[LISTE DES CONSIGNES]:
• a. D'après le texte sur Immortan Joe ci-dessous, quel acteur joue ce personnage dans Mad Max Fury Road ?
• b. Résumez en deux phrases le texte sur Immortan Joe ci-dessous.
• c. Dans le texte sur Immortan Joe ci-dessous, relevez tout ce dont il est le seul à bénéficier dans ce monde aride.

Immortan Joe le dictateur

Immortan Joe est un dictateur, un vrai, celui du désert. Dans Mad Max Fury Road l'acteur Hugh Keays-Byrne incarne le chef charismatique et totalitaire qui, dans un monde aride est le seul à bénéficier de l'eau courante, d'un potager privé, de lait frais et même... d'une banque de sang. Comble du luxe ; il se réserve les plus belles femmes (vierges évidemment) pour assurer sa descendance. Quant au peuple eh bien il survit à genoux tout en bas de la pyramide. Leur « président » s'impose par la force et fait régner l'ordre grâce à son armée de fanatiques : les War Boys qui s'imaginent déjà marcher au Paradis aux côtés de leur chef. Oui le dictateur est définitivement impitoyable et s'impose par une apparence impeccable. C'est l'occasion pour les belles affiches d'étudier quelques acteurs qui ont eu le courage d'interpréter le «tyran» car c'est tout le paradoxe du personnage : diable personnifié ou simple mortel dépassé par la situation ? Derrière les masques en forme de mâchoire ou l'uniforme de l'armée se cachent souvent des troubles effrayants. Eh bien grâce à dix films incontournables vous en saurez un peu plus sur ces présidents à vie... ou rien.

[EXTRAITS DES ENTRÉES]:
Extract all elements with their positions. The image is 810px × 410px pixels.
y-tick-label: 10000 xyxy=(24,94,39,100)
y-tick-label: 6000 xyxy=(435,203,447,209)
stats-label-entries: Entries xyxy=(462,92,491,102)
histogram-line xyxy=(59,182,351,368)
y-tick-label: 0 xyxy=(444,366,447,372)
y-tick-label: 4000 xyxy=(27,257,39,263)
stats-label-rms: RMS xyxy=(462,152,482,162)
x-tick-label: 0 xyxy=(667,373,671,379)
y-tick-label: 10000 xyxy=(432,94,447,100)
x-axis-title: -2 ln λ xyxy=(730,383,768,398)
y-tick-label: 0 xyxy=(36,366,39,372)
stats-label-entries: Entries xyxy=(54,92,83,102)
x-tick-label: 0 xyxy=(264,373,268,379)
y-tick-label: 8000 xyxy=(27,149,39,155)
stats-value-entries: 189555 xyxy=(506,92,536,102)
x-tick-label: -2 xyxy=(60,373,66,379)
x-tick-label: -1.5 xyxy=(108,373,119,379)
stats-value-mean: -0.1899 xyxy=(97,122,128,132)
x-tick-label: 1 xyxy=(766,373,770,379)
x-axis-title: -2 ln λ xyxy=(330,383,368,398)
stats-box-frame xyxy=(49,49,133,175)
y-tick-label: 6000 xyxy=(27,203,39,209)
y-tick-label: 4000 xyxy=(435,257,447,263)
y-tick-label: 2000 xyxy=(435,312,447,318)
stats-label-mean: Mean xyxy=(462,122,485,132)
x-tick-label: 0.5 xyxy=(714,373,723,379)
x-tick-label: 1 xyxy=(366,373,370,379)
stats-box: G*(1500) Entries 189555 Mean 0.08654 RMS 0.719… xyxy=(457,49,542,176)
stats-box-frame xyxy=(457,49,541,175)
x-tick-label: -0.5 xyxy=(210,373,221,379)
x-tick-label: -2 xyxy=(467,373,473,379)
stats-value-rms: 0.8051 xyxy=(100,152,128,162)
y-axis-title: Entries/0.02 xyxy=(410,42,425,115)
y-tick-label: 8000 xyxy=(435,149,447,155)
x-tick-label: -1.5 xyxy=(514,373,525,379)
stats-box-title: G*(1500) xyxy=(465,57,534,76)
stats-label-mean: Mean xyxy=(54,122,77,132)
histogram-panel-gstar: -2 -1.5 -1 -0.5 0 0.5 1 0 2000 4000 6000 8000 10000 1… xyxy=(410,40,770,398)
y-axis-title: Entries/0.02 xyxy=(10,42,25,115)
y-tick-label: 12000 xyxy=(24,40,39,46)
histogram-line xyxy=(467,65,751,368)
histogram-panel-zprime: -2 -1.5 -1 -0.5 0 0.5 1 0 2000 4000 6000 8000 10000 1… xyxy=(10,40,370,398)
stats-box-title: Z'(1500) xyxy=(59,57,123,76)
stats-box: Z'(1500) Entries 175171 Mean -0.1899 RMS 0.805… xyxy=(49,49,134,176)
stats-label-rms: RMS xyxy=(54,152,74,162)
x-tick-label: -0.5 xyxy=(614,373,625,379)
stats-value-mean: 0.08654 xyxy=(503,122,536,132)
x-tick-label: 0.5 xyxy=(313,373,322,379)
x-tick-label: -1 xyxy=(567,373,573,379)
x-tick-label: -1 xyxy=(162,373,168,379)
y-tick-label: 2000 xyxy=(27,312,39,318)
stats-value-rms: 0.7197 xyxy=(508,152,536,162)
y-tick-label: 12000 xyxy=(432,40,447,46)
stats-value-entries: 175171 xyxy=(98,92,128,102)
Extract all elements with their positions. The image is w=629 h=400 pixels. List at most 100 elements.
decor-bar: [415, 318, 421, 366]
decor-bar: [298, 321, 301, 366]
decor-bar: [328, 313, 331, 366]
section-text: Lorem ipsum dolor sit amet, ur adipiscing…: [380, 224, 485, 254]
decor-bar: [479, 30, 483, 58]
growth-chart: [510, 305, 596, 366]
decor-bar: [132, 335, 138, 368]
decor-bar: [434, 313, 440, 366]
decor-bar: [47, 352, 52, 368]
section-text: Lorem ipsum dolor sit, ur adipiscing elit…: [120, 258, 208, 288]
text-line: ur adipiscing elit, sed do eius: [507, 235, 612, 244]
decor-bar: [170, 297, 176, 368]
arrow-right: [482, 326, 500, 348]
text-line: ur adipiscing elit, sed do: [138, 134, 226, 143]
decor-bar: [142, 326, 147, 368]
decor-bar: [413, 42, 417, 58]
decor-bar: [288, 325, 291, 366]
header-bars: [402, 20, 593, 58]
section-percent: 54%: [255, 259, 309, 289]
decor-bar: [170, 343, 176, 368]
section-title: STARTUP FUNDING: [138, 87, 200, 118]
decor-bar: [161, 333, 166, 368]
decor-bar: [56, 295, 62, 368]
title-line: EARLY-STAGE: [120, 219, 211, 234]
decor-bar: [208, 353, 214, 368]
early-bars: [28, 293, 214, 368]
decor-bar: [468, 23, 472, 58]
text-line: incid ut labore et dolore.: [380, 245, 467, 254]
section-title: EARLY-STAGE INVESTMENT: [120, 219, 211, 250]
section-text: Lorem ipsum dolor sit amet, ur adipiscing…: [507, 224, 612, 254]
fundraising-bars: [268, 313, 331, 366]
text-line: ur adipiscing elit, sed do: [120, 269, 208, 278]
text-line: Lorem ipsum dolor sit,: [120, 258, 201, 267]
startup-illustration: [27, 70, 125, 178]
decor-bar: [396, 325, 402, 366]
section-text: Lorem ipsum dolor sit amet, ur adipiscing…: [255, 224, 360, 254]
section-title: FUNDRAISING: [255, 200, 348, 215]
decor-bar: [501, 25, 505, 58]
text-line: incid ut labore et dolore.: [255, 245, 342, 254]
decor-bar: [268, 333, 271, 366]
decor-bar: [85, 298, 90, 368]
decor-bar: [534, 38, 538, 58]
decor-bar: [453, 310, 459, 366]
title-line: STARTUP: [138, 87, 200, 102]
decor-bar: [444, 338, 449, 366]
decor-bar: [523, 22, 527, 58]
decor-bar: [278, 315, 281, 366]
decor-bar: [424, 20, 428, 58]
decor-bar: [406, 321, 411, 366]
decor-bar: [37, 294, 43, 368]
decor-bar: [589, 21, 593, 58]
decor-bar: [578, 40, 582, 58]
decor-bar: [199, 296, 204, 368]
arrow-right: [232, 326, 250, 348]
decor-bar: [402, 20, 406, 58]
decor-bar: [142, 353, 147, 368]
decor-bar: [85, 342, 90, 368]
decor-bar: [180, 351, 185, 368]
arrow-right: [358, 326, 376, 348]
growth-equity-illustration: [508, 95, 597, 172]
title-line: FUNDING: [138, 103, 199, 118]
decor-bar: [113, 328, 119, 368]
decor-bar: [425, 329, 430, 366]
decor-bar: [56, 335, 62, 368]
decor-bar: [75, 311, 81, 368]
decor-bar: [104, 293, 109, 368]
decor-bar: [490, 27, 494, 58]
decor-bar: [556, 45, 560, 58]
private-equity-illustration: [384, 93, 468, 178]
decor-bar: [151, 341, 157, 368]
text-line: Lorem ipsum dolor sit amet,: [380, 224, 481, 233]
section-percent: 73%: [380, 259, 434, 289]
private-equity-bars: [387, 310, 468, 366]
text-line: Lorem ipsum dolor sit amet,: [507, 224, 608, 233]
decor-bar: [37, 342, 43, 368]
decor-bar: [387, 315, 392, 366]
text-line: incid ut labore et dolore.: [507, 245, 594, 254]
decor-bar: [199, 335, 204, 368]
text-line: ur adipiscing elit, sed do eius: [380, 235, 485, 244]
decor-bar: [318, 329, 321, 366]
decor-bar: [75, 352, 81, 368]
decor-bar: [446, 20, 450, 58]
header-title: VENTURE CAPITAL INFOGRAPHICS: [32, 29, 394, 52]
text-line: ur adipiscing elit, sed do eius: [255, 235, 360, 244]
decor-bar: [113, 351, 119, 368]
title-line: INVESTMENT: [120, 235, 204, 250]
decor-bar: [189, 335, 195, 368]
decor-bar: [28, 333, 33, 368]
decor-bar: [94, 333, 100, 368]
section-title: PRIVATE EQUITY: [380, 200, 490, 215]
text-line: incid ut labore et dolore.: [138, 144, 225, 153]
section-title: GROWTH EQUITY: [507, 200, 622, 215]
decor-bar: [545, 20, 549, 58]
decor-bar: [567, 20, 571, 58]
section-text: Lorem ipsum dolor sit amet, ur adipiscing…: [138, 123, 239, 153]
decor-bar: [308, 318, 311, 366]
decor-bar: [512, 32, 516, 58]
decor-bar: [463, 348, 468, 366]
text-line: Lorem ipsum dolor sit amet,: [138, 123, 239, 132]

[RÉPONSES AUX EXERCICES]:
• a. Hugh Keays-Byrne.

• b. Dans Mad Max Fury Road, Immortan Joe, joué par Hugh Keays-Byrne, est un dictateur du désert qui est le seul à profiter de l'eau courante, d'un potager, de lait frais et d'une banque de sang, et qui garde pour lui les plus belles femmes, tandis que le peuple survit tout en bas et que son armée de War Boys fait régner l'ordre. Le texte annonce aussi dix films pour s'intéresser à des acteurs qui ont osé jouer le tyran.

• c.
- l'eau courante
- un potager privé
- du lait frais
- une banque de sang